Problem details:
Copy the listing below in full and skip every picture.

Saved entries
--- BEGIN ---

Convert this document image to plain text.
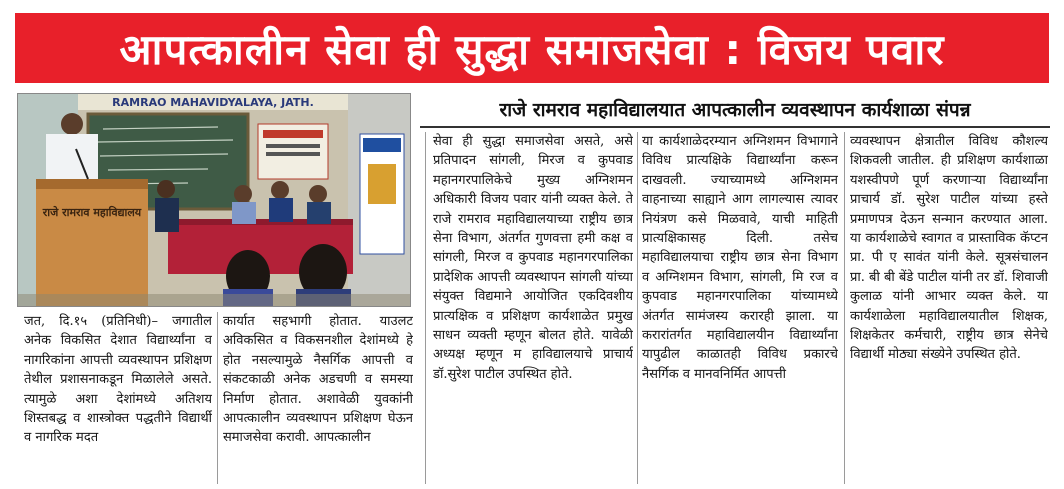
आपत्कालीन सेवा ही सुद्धा समाजसेवा : विजय पवार
RAMRAO MAHAVIDYALAYA, JATH.
राजे रामराव महाविद्यालय
राजे रामराव महाविद्यालयात आपत्कालीन व्यवस्थापन कार्यशाळा संपन्न

जत, दि.१५ (प्रतिनिधी)– जगातील अनेक विकसित देशात विद्यार्थ्यांना व नागरिकांना आपत्ती व्यवस्थापन प्रशिक्षण तेथील प्रशासनाकडून मिळालेले असते. त्यामुळे अशा देशांमध्ये अतिशय शिस्तबद्ध व शास्त्रोक्त पद्धतीने विद्यार्थी व नागरिक मदत

कार्यात सहभागी होतात. याउलट अविकसित व विकसनशील देशांमध्ये हे होत नसल्यामुळे नैसर्गिक आपत्ती व संकटकाळी अनेक अडचणी व समस्या निर्माण होतात. अशावेळी युवकांनी आपत्कालीन व्यवस्थापन प्रशिक्षण घेऊन समाजसेवा करावी. आपत्कालीन

सेवा ही सुद्धा समाजसेवा असते, असे प्रतिपादन सांगली, मिरज व कुपवाड महानगरपालिकेचे मुख्य अग्निशमन अधिकारी विजय पवार यांनी व्यक्त केले. ते राजे रामराव महाविद्यालयाच्या राष्ट्रीय छात्र सेना विभाग, अंतर्गत गुणवत्ता हमी कक्ष व सांगली, मिरज व कुपवाड महानगरपालिका प्रादेशिक आपत्ती व्यवस्थापन सांगली यांच्या संयुक्त विद्यमाने आयोजित एकदिवशीय प्रात्यक्षिक व प्रशिक्षण कार्यशाळेत प्रमुख साधन व्यक्ती म्हणून बोलत होते. यावेळी अध्यक्ष म्हणून म हाविद्यालयाचे प्राचार्य डॉ.सुरेश पाटील उपस्थित होते.

या कार्यशाळेदरम्यान अग्निशमन विभागाने विविध प्रात्यक्षिके विद्यार्थ्यांना करून दाखवली. ज्याच्यामध्ये अग्निशमन वाहनाच्या साह्याने आग लागल्यास त्यावर नियंत्रण कसे मिळवावे, याची माहिती प्रात्यक्षिकासह दिली. तसेच महाविद्यालयाचा राष्ट्रीय छात्र सेना विभाग व अग्निशमन विभाग, सांगली, मि रज व कुपवाड महानगरपालिका यांच्यामध्ये अंतर्गत सामंजस्य करारही झाला. या करारांतर्गत महाविद्यालयीन विद्यार्थ्यांना यापुढील काळातही विविध प्रकारचे नैसर्गिक व मानवनिर्मित आपत्ती

व्यवस्थापन क्षेत्रातील विविध कौशल्य शिकवली जातील. ही प्रशिक्षण कार्यशाळा यशस्वीपणे पूर्ण करणाऱ्या विद्यार्थ्यांना प्राचार्य डॉ. सुरेश पाटील यांच्या हस्ते प्रमाणपत्र देऊन सन्मान करण्यात आला. या कार्यशाळेचे स्वागत व प्रास्ताविक कॅप्टन प्रा. पी ए सावंत यांनी केले. सूत्रसंचालन प्रा. बी बी बेंडे पाटील यांनी तर डॉ. शिवाजी कुलाळ यांनी आभार व्यक्त केले. या कार्यशाळेला महाविद्यालयातील शिक्षक, शिक्षकेतर कर्मचारी, राष्ट्रीय छात्र सेनेचे विद्यार्थी मोठ्या संख्येने उपस्थित होते.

--- END ---

Task solution:
Convert this document image to plain text.
आपत्कालीन सेवा ही सुद्धा समाजसेवा : विजय पवार
RAMRAO MAHAVIDYALAYA, JATH.
राजे रामराव महाविद्यालय
राजे रामराव महाविद्यालयात आपत्कालीन व्यवस्थापन कार्यशाळा संपन्न

जत, दि.१५ (प्रतिनिधी)– जगातील अनेक विकसित देशात विद्यार्थ्यांना व नागरिकांना आपत्ती व्यवस्थापन प्रशिक्षण तेथील प्रशासनाकडून मिळालेले असते. त्यामुळे अशा देशांमध्ये अतिशय शिस्तबद्ध व शास्त्रोक्त पद्धतीने विद्यार्थी व नागरिक मदत

कार्यात सहभागी होतात. याउलट अविकसित व विकसनशील देशांमध्ये हे होत नसल्यामुळे नैसर्गिक आपत्ती व संकटकाळी अनेक अडचणी व समस्या निर्माण होतात. अशावेळी युवकांनी आपत्कालीन व्यवस्थापन प्रशिक्षण घेऊन समाजसेवा करावी. आपत्कालीन

सेवा ही सुद्धा समाजसेवा असते, असे प्रतिपादन सांगली, मिरज व कुपवाड महानगरपालिकेचे मुख्य अग्निशमन अधिकारी विजय पवार यांनी व्यक्त केले. ते राजे रामराव महाविद्यालयाच्या राष्ट्रीय छात्र सेना विभाग, अंतर्गत गुणवत्ता हमी कक्ष व सांगली, मिरज व कुपवाड महानगरपालिका प्रादेशिक आपत्ती व्यवस्थापन सांगली यांच्या संयुक्त विद्यमाने आयोजित एकदिवशीय प्रात्यक्षिक व प्रशिक्षण कार्यशाळेत प्रमुख साधन व्यक्ती म्हणून बोलत होते. यावेळी अध्यक्ष म्हणून म हाविद्यालयाचे प्राचार्य डॉ.सुरेश पाटील उपस्थित होते.

या कार्यशाळेदरम्यान अग्निशमन विभागाने विविध प्रात्यक्षिके विद्यार्थ्यांना करून दाखवली. ज्याच्यामध्ये अग्निशमन वाहनाच्या साह्याने आग लागल्यास त्यावर नियंत्रण कसे मिळवावे, याची माहिती प्रात्यक्षिकासह दिली. तसेच महाविद्यालयाचा राष्ट्रीय छात्र सेना विभाग व अग्निशमन विभाग, सांगली, मि रज व कुपवाड महानगरपालिका यांच्यामध्ये अंतर्गत सामंजस्य करारही झाला. या करारांतर्गत महाविद्यालयीन विद्यार्थ्यांना यापुढील काळातही विविध प्रकारचे नैसर्गिक व मानवनिर्मित आपत्ती

व्यवस्थापन क्षेत्रातील विविध कौशल्य शिकवली जातील. ही प्रशिक्षण कार्यशाळा यशस्वीपणे पूर्ण करणाऱ्या विद्यार्थ्यांना प्राचार्य डॉ. सुरेश पाटील यांच्या हस्ते प्रमाणपत्र देऊन सन्मान करण्यात आला. या कार्यशाळेचे स्वागत व प्रास्ताविक कॅप्टन प्रा. पी ए सावंत यांनी केले. सूत्रसंचालन प्रा. बी बी बेंडे पाटील यांनी तर डॉ. शिवाजी कुलाळ यांनी आभार व्यक्त केले. या कार्यशाळेला महाविद्यालयातील शिक्षक, शिक्षकेतर कर्मचारी, राष्ट्रीय छात्र सेनेचे विद्यार्थी मोठ्या संख्येने उपस्थित होते.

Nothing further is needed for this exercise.